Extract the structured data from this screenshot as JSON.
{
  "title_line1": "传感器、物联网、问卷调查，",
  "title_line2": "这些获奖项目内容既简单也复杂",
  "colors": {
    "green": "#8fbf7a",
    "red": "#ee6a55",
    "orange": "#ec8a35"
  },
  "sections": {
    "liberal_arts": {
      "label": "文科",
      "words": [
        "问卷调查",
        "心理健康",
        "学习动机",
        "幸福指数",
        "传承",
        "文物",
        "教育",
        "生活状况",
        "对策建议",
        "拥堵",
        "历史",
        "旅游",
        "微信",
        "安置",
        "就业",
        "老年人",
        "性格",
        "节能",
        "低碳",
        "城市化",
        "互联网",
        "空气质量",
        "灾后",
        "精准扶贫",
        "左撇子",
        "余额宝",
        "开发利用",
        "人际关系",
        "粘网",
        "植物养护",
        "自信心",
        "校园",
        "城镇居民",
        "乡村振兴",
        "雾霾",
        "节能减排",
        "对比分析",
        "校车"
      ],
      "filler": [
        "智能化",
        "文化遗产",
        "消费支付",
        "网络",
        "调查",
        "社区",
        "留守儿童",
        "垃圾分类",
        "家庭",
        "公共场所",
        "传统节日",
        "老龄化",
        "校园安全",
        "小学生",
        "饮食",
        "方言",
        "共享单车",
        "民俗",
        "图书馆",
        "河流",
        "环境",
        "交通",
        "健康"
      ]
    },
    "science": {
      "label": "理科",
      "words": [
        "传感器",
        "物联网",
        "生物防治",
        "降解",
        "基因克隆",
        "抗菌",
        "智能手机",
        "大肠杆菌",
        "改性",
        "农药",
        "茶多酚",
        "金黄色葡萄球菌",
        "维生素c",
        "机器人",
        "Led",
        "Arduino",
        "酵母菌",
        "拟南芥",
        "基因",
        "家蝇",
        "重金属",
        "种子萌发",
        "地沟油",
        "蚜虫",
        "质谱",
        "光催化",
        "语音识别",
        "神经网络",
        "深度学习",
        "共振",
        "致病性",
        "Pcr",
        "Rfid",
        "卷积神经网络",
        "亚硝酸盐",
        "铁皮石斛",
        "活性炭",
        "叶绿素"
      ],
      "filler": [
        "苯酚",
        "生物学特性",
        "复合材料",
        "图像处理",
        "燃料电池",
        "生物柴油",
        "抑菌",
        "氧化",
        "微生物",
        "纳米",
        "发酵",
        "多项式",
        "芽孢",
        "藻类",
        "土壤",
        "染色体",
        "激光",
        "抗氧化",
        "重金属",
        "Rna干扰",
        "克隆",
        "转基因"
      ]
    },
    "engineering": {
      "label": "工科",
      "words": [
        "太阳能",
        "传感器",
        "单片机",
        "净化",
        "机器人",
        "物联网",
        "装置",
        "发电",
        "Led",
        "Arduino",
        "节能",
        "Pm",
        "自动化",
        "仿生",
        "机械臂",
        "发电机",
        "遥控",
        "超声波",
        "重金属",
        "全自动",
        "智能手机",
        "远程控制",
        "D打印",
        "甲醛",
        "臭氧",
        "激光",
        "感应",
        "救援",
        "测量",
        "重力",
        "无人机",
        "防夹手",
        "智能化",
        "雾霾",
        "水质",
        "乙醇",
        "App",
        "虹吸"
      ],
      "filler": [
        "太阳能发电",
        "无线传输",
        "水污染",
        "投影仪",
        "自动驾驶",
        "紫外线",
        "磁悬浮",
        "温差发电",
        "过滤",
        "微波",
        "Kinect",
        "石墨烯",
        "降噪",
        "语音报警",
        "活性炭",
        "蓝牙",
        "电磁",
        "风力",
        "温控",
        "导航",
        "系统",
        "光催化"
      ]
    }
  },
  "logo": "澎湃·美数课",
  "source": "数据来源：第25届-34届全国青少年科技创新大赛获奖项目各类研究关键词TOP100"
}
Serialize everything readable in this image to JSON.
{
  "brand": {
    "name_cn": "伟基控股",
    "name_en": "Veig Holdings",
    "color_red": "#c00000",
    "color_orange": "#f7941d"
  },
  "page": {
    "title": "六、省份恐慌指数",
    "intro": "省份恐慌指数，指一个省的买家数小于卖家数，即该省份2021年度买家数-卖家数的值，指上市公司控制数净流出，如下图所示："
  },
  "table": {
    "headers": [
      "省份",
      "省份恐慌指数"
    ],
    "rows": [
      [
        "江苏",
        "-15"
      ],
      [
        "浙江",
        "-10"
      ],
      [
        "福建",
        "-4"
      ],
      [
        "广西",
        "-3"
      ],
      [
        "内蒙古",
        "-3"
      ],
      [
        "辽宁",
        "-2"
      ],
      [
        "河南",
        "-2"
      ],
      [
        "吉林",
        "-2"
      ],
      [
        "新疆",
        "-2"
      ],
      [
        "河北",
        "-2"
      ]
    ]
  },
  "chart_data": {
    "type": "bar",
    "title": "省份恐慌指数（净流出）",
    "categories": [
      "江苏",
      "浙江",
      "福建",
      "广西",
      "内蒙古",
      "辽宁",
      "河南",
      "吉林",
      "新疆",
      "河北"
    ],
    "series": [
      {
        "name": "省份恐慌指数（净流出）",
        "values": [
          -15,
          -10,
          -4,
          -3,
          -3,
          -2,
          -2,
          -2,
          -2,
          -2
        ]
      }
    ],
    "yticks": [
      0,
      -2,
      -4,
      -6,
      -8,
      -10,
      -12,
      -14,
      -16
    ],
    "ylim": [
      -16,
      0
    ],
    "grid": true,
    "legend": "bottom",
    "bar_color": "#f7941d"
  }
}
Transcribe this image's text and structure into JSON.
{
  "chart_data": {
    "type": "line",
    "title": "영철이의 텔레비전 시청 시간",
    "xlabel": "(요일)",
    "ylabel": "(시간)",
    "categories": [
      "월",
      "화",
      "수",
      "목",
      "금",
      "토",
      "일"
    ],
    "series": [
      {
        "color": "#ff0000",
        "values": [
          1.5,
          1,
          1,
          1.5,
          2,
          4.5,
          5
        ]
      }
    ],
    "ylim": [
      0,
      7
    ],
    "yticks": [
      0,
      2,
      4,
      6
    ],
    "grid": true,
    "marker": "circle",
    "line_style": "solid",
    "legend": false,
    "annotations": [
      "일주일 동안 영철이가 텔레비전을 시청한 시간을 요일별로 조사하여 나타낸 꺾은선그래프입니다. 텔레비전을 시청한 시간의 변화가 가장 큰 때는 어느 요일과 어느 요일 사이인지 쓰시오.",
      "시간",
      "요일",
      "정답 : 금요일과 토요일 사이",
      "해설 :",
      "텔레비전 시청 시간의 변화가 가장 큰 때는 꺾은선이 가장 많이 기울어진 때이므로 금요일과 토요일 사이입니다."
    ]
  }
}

- [Objective]
Filter the entries down to the lines containing "省份恐慌指数". Copy each of those lines.

- [Response to this exercise]
    "title": "六、省份恐慌指数",
    "intro": "省份恐慌指数，指一个省的买家数小于卖家数，即该省份2021年度买家数-卖家数的值，指上市公司控制数净流出，如下图所示："
      "省份恐慌指数"
    "title": "省份恐慌指数（净流出）",
        "name": "省份恐慌指数（净流出）",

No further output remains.